=== 抜粋本文 ===
* * *
鈴木 頌「療養権の考察」1997年同時代社
この本は鈴木先生から直接送っていただいたものである。正直に言って、その時は用語の難解さに歯が立たない感じで、お礼も申し上げなかったように思う。
森谷先生が亡くなられたことに際して、実質的にこれが鈴木・森谷の共著だとする鈴木先生の文章を読んだ。
shosuzki.blog.jp/archives/79200777.html?fbclid=IwAR12KJxyzDRQnSkj4mu7P9JxIA1JNhSVl1PhbFgdw1zvHh5FxJm84rCpxHQ
東京から宇部に帰って病院の自室の書棚からこの本を探し出して、しばらく読んで見た。
もう歴史的遺産に過ぎなくなったと鈴木先生は謙遜されているが、全くそうではない気がした。
下の写真に引用した箇所など、今でも鮮やかで刺激的である。人間活動において生産だけが特権的位置をしめるのでなく、消費の方がより本質的かもしれないとするのは、柄谷行人やデヴィッド・ハーヴェイにも共通する。
共同の営みを三側面を持つものとして捉える視点は、例えばSDH理解を平板なものにしないために不可欠で、まち育て・協同組合主義運動と医療の関係構築の理論的バックボーンになるものだろう。
ただし写真の一つはデヴィッド・ハーヴェイが説くマルクスの人間活動観の模式図である。
* * *
=== 提供記録 ===
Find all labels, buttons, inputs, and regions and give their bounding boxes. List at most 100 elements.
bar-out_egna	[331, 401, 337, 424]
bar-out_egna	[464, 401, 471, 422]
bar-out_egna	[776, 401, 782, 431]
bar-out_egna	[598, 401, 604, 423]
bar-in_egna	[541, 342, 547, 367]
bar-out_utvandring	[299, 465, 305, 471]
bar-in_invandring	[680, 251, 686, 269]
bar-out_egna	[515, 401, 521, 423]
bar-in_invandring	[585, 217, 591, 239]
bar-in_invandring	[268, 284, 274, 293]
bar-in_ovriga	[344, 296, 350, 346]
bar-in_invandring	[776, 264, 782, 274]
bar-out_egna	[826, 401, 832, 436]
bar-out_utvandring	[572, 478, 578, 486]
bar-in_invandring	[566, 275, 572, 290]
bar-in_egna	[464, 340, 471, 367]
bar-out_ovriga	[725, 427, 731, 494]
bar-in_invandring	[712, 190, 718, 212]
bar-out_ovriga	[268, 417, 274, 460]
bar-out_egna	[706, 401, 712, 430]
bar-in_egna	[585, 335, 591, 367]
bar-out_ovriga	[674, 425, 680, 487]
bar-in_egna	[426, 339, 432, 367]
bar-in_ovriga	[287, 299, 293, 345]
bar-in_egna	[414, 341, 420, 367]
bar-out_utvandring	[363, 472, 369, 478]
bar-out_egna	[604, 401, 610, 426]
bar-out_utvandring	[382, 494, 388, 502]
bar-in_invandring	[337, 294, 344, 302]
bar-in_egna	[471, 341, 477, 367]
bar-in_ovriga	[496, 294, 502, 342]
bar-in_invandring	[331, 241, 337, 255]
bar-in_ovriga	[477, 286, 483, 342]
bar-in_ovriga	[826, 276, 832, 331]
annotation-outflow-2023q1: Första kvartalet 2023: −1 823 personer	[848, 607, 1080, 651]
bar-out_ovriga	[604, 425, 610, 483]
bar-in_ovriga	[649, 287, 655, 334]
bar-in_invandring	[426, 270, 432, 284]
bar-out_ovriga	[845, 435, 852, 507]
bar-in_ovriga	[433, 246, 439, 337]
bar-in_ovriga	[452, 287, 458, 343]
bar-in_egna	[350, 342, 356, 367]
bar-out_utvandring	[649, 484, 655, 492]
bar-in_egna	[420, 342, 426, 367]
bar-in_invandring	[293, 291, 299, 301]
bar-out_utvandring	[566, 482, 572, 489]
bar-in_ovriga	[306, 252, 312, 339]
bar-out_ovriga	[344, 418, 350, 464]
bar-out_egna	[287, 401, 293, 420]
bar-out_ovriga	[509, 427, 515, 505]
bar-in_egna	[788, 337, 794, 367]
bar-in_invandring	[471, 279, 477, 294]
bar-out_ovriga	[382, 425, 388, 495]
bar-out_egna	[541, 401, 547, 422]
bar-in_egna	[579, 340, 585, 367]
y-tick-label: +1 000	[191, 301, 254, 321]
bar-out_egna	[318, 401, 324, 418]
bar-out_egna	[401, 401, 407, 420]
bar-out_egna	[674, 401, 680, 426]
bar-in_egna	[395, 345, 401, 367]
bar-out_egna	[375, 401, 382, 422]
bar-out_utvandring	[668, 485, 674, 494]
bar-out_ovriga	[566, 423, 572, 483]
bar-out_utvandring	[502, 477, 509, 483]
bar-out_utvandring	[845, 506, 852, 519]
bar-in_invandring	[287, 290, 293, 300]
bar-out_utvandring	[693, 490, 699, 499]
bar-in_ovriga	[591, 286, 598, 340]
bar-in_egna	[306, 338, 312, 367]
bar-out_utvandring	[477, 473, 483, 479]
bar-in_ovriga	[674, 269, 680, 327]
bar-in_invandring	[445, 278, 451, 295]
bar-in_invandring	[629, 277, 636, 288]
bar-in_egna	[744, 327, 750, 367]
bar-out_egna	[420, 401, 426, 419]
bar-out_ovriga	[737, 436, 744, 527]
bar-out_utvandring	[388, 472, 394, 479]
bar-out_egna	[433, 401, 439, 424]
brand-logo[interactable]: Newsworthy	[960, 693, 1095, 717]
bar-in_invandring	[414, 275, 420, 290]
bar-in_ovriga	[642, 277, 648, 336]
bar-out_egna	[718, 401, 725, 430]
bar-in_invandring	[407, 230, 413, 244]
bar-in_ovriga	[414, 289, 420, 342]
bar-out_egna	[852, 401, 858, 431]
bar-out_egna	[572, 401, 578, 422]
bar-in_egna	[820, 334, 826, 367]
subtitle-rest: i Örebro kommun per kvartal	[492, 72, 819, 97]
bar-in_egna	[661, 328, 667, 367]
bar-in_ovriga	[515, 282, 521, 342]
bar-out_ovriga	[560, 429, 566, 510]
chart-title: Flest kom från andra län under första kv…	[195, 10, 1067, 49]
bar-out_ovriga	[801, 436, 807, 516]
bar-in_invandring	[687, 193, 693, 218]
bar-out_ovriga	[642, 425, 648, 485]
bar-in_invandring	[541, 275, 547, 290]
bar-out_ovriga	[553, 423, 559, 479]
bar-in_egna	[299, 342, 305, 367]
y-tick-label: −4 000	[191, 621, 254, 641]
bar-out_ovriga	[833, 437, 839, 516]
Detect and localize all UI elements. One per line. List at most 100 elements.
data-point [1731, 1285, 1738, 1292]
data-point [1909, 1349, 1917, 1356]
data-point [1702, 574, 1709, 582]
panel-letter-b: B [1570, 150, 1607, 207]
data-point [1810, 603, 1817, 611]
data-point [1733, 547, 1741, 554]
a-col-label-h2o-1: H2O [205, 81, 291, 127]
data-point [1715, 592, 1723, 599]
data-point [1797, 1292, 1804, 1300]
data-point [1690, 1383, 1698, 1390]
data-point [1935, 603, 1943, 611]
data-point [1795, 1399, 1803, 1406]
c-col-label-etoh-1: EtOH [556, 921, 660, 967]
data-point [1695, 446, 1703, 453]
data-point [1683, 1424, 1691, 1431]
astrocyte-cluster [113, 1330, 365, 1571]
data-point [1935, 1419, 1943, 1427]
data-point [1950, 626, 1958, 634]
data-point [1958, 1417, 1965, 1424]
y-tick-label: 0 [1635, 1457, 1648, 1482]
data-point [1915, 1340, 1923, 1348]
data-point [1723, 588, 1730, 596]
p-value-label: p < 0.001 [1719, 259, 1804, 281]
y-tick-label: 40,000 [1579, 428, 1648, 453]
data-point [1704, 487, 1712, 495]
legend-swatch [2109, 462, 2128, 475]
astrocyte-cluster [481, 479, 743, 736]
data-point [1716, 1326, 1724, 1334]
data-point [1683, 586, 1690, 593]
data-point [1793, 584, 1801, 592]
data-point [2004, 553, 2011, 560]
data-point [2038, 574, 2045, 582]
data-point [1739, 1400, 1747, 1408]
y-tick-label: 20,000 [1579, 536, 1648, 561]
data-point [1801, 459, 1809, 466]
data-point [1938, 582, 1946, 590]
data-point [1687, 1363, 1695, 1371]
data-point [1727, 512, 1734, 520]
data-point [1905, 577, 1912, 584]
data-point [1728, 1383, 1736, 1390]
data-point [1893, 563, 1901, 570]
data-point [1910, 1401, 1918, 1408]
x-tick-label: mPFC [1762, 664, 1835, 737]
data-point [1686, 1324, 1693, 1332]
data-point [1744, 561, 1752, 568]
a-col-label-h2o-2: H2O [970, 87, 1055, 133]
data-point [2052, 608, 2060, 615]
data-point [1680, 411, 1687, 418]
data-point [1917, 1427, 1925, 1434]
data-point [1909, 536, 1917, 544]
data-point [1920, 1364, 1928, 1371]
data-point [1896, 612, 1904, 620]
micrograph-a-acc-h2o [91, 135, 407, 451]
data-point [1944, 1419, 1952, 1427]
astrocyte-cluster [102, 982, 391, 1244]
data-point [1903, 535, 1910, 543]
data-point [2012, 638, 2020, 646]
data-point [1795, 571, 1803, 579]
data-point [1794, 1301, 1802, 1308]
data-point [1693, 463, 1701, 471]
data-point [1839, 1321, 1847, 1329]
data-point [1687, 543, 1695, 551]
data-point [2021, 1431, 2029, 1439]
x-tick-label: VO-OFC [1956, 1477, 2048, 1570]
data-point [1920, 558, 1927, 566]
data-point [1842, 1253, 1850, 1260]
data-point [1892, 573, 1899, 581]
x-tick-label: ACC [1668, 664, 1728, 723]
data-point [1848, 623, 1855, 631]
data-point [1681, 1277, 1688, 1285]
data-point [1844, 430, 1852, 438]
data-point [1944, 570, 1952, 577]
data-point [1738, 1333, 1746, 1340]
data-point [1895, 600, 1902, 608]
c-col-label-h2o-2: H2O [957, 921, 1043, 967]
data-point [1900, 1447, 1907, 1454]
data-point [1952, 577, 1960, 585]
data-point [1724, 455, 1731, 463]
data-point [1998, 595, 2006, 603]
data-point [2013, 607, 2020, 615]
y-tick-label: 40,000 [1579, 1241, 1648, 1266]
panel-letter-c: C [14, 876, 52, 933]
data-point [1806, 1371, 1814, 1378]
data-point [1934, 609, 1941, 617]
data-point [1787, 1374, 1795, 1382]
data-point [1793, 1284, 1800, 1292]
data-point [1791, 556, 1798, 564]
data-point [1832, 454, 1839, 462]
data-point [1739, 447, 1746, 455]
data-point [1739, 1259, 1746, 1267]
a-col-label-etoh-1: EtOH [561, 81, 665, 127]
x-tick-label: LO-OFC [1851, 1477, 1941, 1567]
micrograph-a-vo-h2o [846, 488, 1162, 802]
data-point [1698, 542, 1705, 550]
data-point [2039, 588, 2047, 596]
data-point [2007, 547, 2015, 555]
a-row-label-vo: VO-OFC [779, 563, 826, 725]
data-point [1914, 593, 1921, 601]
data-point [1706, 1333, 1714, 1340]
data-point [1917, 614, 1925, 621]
* * *
=== 設問詳細 ===
抜粋本文において名前で言及されている人物を、すべて挙げてください。 解答には抜粋本文のみを用いてください。

=== 解答結果 ===
鈴木 頌、森谷、柄谷行人、デヴィッド・ハーヴェイ、マルクス